(Data entries)
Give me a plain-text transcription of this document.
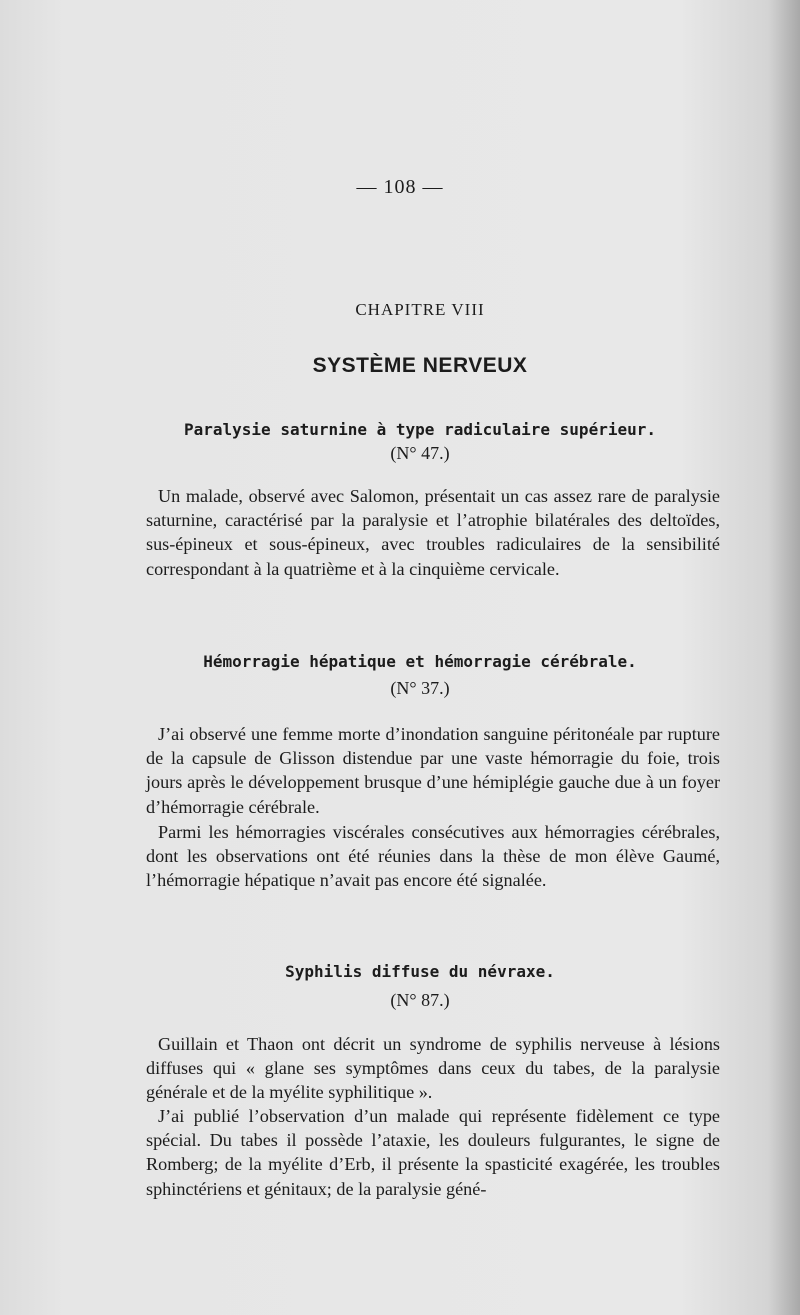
— 108 —
CHAPITRE VIII
SYSTÈME NERVEUX
Paralysie saturnine à type radiculaire supérieur.
(N° 47.)

Un malade, observé avec Salomon, présentait un cas assez rare de paralysie saturnine, caractérisé par la paralysie et l’atrophie bilatérales des deltoïdes, sus-épineux et sous-épineux, avec troubles radiculaires de la sensibilité correspondant à la quatrième et à la cinquième cervicale.

Hémorragie hépatique et hémorragie cérébrale.
(N° 37.)

J’ai observé une femme morte d’inondation sanguine péritonéale par rupture de la capsule de Glisson distendue par une vaste hémorragie du foie, trois jours après le développement brusque d’une hémiplégie gauche due à un foyer d’hémorragie cérébrale.

Parmi les hémorragies viscérales consécutives aux hémorragies cérébrales, dont les observations ont été réunies dans la thèse de mon élève Gaumé, l’hémorragie hépatique n’avait pas encore été signalée.

Syphilis diffuse du névraxe.
(N° 87.)

Guillain et Thaon ont décrit un syndrome de syphilis nerveuse à lésions diffuses qui « glane ses symptômes dans ceux du tabes, de la paralysie générale et de la myélite syphilitique ».

J’ai publié l’observation d’un malade qui représente fidèlement ce type spécial. Du tabes il possède l’ataxie, les douleurs fulgurantes, le signe de Romberg; de la myélite d’Erb, il présente la spasticité exagérée, les troubles sphinctériens et génitaux; de la paralysie géné-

* WHAT TO PRODUCE
Read the data above. Pull out each line in which the string "hépatique" appears.

* RIGHT ANSWER
Hémorragie hépatique et hémorragie cérébrale.
Parmi les hémorragies viscérales consécutives aux hémorragies cérébrales, dont les observations ont été réunies dans la thèse de mon élève Gaumé, l’hémorragie hépatique n’avait pas encore été signalée.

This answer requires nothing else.